[Start of Input for this task]

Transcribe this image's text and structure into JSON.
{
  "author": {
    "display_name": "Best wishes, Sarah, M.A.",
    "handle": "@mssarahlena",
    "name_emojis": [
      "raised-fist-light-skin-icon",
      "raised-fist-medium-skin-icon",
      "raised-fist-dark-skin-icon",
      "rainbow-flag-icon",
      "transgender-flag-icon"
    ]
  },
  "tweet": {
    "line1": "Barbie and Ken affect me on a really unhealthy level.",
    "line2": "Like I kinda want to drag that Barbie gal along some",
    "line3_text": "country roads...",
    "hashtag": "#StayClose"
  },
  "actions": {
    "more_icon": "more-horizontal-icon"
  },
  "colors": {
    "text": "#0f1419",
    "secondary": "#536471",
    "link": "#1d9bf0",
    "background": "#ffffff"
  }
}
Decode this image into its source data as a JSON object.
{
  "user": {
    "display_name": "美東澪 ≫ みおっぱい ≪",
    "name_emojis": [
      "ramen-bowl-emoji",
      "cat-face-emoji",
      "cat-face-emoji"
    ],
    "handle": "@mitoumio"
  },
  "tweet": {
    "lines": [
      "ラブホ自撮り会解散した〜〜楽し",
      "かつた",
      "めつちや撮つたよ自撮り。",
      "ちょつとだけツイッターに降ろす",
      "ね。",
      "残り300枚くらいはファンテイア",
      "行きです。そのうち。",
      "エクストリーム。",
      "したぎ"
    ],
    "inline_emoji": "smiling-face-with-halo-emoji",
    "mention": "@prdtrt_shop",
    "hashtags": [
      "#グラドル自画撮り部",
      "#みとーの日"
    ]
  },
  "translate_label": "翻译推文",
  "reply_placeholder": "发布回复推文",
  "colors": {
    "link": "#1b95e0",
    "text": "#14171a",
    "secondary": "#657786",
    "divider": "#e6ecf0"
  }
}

[End of Input for this task]

The request
Reproduce the material exactly, with every line intact.

Final result
Transcribe this image's text and structure into JSON.
{
  "author": {
    "display_name": "Best wishes, Sarah, M.A.",
    "handle": "@mssarahlena",
    "name_emojis": [
      "raised-fist-light-skin-icon",
      "raised-fist-medium-skin-icon",
      "raised-fist-dark-skin-icon",
      "rainbow-flag-icon",
      "transgender-flag-icon"
    ]
  },
  "tweet": {
    "line1": "Barbie and Ken affect me on a really unhealthy level.",
    "line2": "Like I kinda want to drag that Barbie gal along some",
    "line3_text": "country roads...",
    "hashtag": "#StayClose"
  },
  "actions": {
    "more_icon": "more-horizontal-icon"
  },
  "colors": {
    "text": "#0f1419",
    "secondary": "#536471",
    "link": "#1d9bf0",
    "background": "#ffffff"
  }
}
Decode this image into its source data as a JSON object.
{
  "user": {
    "display_name": "美東澪 ≫ みおっぱい ≪",
    "name_emojis": [
      "ramen-bowl-emoji",
      "cat-face-emoji",
      "cat-face-emoji"
    ],
    "handle": "@mitoumio"
  },
  "tweet": {
    "lines": [
      "ラブホ自撮り会解散した〜〜楽し",
      "かつた",
      "めつちや撮つたよ自撮り。",
      "ちょつとだけツイッターに降ろす",
      "ね。",
      "残り300枚くらいはファンテイア",
      "行きです。そのうち。",
      "エクストリーム。",
      "したぎ"
    ],
    "inline_emoji": "smiling-face-with-halo-emoji",
    "mention": "@prdtrt_shop",
    "hashtags": [
      "#グラドル自画撮り部",
      "#みとーの日"
    ]
  },
  "translate_label": "翻译推文",
  "reply_placeholder": "发布回复推文",
  "colors": {
    "link": "#1b95e0",
    "text": "#14171a",
    "secondary": "#657786",
    "divider": "#e6ecf0"
  }
}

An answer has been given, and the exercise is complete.